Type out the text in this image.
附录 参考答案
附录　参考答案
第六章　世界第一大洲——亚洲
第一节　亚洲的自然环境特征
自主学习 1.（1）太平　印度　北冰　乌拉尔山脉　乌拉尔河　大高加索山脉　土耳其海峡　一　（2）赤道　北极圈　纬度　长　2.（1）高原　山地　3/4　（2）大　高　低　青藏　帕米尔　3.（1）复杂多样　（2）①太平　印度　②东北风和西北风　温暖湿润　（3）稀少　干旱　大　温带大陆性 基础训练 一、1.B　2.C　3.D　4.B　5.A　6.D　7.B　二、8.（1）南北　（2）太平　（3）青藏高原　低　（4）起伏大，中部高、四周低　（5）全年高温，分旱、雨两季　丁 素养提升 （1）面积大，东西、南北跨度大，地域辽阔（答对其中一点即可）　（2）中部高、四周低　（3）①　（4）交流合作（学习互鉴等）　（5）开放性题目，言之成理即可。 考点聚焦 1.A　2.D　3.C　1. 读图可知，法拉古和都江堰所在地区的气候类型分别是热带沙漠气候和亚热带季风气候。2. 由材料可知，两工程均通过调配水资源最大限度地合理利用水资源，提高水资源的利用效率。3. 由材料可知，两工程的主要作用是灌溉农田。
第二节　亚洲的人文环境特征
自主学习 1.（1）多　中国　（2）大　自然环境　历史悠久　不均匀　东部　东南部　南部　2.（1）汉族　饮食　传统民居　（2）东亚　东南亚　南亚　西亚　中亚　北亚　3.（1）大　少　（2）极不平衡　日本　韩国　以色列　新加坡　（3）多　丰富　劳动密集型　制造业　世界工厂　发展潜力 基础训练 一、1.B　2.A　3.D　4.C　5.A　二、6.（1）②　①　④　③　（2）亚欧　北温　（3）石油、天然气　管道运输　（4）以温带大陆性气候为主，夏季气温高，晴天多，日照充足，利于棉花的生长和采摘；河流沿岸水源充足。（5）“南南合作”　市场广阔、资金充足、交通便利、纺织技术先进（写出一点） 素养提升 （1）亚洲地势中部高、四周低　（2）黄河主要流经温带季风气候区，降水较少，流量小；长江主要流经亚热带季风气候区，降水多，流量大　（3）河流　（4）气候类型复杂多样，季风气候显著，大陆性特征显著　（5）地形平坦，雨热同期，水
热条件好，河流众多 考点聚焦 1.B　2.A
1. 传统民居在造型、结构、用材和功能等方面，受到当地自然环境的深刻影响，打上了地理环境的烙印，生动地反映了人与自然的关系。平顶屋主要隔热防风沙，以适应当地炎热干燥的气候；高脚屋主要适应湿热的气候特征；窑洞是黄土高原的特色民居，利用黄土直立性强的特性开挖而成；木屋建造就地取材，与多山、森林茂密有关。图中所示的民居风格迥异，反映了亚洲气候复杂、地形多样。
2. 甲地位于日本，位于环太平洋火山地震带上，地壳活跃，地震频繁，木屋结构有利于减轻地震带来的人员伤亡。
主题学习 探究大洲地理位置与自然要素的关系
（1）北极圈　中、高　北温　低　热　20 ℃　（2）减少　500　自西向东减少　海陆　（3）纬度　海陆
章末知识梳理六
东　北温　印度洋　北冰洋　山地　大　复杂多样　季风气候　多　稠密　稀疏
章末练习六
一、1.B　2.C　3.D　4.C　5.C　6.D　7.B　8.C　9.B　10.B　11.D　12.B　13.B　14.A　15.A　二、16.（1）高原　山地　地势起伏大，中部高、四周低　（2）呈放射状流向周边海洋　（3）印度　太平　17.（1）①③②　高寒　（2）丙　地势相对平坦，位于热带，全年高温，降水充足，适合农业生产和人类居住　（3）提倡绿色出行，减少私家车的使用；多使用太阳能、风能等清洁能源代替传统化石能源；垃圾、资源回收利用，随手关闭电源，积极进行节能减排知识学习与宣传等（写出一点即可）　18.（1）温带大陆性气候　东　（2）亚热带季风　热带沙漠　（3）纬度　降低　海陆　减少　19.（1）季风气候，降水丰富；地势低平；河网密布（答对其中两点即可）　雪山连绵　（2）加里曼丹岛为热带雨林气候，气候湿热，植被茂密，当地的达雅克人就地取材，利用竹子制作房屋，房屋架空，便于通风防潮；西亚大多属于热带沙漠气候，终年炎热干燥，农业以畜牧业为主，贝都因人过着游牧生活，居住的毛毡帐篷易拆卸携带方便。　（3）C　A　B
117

# Exercise prompt
Every record above should be output exactly.

# Correct answer
Type out the text in this image.
附录 参考答案
附录　参考答案
第六章　世界第一大洲——亚洲
第一节　亚洲的自然环境特征
自主学习 1.（1）太平　印度　北冰　乌拉尔山脉　乌拉尔河　大高加索山脉　土耳其海峡　一　（2）赤道　北极圈　纬度　长　2.（1）高原　山地　3/4　（2）大　高　低　青藏　帕米尔　3.（1）复杂多样　（2）①太平　印度　②东北风和西北风　温暖湿润　（3）稀少　干旱　大　温带大陆性 基础训练 一、1.B　2.C　3.D　4.B　5.A　6.D　7.B　二、8.（1）南北　（2）太平　（3）青藏高原　低　（4）起伏大，中部高、四周低　（5）全年高温，分旱、雨两季　丁 素养提升 （1）面积大，东西、南北跨度大，地域辽阔（答对其中一点即可）　（2）中部高、四周低　（3）①　（4）交流合作（学习互鉴等）　（5）开放性题目，言之成理即可。 考点聚焦 1.A　2.D　3.C　1. 读图可知，法拉古和都江堰所在地区的气候类型分别是热带沙漠气候和亚热带季风气候。2. 由材料可知，两工程均通过调配水资源最大限度地合理利用水资源，提高水资源的利用效率。3. 由材料可知，两工程的主要作用是灌溉农田。
第二节　亚洲的人文环境特征
自主学习 1.（1）多　中国　（2）大　自然环境　历史悠久　不均匀　东部　东南部　南部　2.（1）汉族　饮食　传统民居　（2）东亚　东南亚　南亚　西亚　中亚　北亚　3.（1）大　少　（2）极不平衡　日本　韩国　以色列　新加坡　（3）多　丰富　劳动密集型　制造业　世界工厂　发展潜力 基础训练 一、1.B　2.A　3.D　4.C　5.A　二、6.（1）②　①　④　③　（2）亚欧　北温　（3）石油、天然气　管道运输　（4）以温带大陆性气候为主，夏季气温高，晴天多，日照充足，利于棉花的生长和采摘；河流沿岸水源充足。（5）“南南合作”　市场广阔、资金充足、交通便利、纺织技术先进（写出一点） 素养提升 （1）亚洲地势中部高、四周低　（2）黄河主要流经温带季风气候区，降水较少，流量小；长江主要流经亚热带季风气候区，降水多，流量大　（3）河流　（4）气候类型复杂多样，季风气候显著，大陆性特征显著　（5）地形平坦，雨热同期，水
热条件好，河流众多 考点聚焦 1.B　2.A
1. 传统民居在造型、结构、用材和功能等方面，受到当地自然环境的深刻影响，打上了地理环境的烙印，生动地反映了人与自然的关系。平顶屋主要隔热防风沙，以适应当地炎热干燥的气候；高脚屋主要适应湿热的气候特征；窑洞是黄土高原的特色民居，利用黄土直立性强的特性开挖而成；木屋建造就地取材，与多山、森林茂密有关。图中所示的民居风格迥异，反映了亚洲气候复杂、地形多样。
2. 甲地位于日本，位于环太平洋火山地震带上，地壳活跃，地震频繁，木屋结构有利于减轻地震带来的人员伤亡。
主题学习 探究大洲地理位置与自然要素的关系
（1）北极圈　中、高　北温　低　热　20 ℃　（2）减少　500　自西向东减少　海陆　（3）纬度　海陆
章末知识梳理六
东　北温　印度洋　北冰洋　山地　大　复杂多样　季风气候　多　稠密　稀疏
章末练习六
一、1.B　2.C　3.D　4.C　5.C　6.D　7.B　8.C　9.B　10.B　11.D　12.B　13.B　14.A　15.A　二、16.（1）高原　山地　地势起伏大，中部高、四周低　（2）呈放射状流向周边海洋　（3）印度　太平　17.（1）①③②　高寒　（2）丙　地势相对平坦，位于热带，全年高温，降水充足，适合农业生产和人类居住　（3）提倡绿色出行，减少私家车的使用；多使用太阳能、风能等清洁能源代替传统化石能源；垃圾、资源回收利用，随手关闭电源，积极进行节能减排知识学习与宣传等（写出一点即可）　18.（1）温带大陆性气候　东　（2）亚热带季风　热带沙漠　（3）纬度　降低　海陆　减少　19.（1）季风气候，降水丰富；地势低平；河网密布（答对其中两点即可）　雪山连绵　（2）加里曼丹岛为热带雨林气候，气候湿热，植被茂密，当地的达雅克人就地取材，利用竹子制作房屋，房屋架空，便于通风防潮；西亚大多属于热带沙漠气候，终年炎热干燥，农业以畜牧业为主，贝都因人过着游牧生活，居住的毛毡帐篷易拆卸携带方便。　（3）C　A　B
117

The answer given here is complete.